▶ **PROBLEM REQUIREMENTS**:
Note how many lines hold "kraut" and report that number by itself.

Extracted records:
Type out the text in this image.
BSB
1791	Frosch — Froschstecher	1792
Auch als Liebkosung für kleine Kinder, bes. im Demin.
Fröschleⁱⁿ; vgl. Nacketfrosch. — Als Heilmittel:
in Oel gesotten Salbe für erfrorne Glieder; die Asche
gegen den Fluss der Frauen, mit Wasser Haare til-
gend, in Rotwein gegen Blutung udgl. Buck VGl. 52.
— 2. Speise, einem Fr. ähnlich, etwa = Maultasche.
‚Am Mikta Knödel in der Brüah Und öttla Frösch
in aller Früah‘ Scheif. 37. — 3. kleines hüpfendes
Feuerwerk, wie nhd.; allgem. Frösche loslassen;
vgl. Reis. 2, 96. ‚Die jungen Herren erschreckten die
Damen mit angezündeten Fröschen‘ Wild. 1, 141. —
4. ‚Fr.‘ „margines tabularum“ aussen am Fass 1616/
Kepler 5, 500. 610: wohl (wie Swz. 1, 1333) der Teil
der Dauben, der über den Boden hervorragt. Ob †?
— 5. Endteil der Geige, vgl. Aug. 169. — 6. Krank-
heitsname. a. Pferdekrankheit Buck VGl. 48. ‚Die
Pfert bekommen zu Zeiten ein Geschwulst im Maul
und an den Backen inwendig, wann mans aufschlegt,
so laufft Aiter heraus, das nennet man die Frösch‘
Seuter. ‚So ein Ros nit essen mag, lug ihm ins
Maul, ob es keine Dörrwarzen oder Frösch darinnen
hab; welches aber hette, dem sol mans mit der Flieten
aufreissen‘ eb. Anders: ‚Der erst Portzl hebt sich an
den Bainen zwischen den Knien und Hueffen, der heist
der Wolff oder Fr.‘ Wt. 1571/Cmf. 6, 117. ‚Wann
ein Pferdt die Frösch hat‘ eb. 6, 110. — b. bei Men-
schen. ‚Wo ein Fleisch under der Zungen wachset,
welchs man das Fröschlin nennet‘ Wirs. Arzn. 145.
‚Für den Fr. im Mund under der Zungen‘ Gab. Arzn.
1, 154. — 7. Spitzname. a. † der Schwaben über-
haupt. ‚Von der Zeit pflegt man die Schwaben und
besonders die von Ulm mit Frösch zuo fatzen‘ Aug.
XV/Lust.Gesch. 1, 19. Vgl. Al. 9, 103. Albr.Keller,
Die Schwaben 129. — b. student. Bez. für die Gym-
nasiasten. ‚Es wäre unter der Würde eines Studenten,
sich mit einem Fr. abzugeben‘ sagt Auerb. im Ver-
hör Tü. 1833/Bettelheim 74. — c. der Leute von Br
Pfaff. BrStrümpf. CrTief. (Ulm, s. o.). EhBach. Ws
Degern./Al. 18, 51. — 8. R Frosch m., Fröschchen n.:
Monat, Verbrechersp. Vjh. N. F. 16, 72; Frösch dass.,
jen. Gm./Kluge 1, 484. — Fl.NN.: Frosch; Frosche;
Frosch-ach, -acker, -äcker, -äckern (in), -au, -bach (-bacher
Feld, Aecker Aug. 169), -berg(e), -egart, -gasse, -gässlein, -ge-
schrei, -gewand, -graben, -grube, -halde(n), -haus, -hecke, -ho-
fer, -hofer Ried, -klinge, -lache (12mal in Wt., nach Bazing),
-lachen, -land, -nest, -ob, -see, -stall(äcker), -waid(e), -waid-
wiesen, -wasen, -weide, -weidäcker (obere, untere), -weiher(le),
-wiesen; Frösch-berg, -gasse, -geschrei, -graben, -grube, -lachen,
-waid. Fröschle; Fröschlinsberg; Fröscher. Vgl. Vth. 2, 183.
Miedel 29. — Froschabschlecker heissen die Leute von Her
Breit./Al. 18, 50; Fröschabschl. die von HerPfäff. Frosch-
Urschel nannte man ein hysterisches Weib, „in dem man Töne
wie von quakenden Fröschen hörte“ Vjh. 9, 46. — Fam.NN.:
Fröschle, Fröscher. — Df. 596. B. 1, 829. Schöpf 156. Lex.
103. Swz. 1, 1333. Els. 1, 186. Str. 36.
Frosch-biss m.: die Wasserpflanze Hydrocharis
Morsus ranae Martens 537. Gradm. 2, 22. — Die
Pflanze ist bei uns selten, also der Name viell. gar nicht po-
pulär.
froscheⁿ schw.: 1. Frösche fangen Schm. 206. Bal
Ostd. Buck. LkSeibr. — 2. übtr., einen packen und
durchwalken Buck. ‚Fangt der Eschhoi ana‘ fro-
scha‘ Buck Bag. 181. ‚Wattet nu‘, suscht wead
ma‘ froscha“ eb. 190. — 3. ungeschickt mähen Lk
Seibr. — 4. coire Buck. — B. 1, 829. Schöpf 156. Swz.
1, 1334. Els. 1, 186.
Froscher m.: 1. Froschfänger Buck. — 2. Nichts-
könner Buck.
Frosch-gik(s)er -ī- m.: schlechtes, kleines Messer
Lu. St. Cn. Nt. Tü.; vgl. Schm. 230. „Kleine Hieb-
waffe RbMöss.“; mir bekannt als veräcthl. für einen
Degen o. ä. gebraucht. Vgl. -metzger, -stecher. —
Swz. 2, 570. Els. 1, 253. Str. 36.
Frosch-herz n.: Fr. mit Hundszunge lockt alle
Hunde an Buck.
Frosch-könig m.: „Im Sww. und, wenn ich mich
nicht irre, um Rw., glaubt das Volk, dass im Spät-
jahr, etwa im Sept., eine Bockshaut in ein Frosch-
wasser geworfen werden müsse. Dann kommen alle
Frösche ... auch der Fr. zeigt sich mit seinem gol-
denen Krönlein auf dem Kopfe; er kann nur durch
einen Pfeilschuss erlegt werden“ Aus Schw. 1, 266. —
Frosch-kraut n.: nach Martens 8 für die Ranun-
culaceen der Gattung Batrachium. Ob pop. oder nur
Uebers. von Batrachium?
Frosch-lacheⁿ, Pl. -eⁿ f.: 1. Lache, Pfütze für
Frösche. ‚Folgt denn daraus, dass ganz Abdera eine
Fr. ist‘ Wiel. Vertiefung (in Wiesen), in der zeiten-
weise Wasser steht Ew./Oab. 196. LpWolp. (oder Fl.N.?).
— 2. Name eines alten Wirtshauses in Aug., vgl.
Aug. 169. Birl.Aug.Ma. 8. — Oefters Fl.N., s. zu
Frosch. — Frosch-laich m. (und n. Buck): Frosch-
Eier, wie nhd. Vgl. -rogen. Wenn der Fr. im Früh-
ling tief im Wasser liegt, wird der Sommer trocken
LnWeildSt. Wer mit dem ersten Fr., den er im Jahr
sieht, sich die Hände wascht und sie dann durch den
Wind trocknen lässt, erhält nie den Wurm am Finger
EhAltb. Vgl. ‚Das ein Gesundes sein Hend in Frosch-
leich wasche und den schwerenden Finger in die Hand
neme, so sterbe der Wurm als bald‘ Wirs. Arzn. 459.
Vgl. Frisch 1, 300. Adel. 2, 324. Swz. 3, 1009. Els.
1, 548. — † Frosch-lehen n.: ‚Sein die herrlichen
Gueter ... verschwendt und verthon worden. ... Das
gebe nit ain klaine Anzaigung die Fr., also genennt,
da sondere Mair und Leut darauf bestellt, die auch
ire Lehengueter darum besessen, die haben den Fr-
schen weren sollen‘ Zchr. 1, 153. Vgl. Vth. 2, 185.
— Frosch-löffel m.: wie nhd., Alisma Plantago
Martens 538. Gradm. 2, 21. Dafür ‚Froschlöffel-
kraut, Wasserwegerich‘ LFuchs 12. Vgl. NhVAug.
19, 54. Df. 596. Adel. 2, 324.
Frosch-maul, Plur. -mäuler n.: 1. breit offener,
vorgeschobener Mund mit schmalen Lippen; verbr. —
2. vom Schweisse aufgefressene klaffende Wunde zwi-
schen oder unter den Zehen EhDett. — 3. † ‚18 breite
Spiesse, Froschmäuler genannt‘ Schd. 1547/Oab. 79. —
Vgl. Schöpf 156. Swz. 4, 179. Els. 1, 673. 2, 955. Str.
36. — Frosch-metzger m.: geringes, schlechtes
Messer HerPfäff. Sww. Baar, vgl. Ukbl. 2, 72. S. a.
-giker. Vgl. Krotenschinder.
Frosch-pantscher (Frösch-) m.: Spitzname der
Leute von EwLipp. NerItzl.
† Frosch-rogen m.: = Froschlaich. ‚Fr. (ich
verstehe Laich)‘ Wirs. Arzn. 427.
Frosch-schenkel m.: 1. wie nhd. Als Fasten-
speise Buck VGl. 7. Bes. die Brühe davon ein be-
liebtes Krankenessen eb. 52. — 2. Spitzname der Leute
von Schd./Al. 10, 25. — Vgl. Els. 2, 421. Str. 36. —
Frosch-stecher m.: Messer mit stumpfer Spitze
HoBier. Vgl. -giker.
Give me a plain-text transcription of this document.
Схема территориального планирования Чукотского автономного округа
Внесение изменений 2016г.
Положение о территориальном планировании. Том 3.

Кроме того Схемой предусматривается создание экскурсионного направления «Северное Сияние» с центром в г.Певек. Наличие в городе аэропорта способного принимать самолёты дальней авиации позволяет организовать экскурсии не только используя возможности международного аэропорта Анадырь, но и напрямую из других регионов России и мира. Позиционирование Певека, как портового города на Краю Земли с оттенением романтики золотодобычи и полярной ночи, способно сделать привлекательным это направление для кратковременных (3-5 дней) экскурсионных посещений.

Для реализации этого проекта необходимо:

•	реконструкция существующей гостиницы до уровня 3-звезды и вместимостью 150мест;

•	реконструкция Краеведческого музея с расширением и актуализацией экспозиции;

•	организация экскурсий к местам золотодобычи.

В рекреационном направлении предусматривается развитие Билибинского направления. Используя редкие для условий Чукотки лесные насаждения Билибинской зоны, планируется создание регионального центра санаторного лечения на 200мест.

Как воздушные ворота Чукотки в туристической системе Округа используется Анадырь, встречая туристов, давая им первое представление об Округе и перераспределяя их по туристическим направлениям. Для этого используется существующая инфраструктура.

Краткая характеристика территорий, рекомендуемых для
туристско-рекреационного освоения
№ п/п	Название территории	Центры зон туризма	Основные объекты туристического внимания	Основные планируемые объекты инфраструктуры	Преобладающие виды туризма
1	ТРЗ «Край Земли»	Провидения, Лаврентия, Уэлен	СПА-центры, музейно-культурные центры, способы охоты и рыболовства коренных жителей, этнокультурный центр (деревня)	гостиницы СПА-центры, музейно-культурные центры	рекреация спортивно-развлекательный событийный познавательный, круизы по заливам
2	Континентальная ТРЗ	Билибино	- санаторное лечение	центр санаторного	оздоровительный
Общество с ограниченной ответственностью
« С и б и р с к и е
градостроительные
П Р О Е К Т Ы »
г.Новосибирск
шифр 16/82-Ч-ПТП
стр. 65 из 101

▶ **WORKED SOLUTION**:
2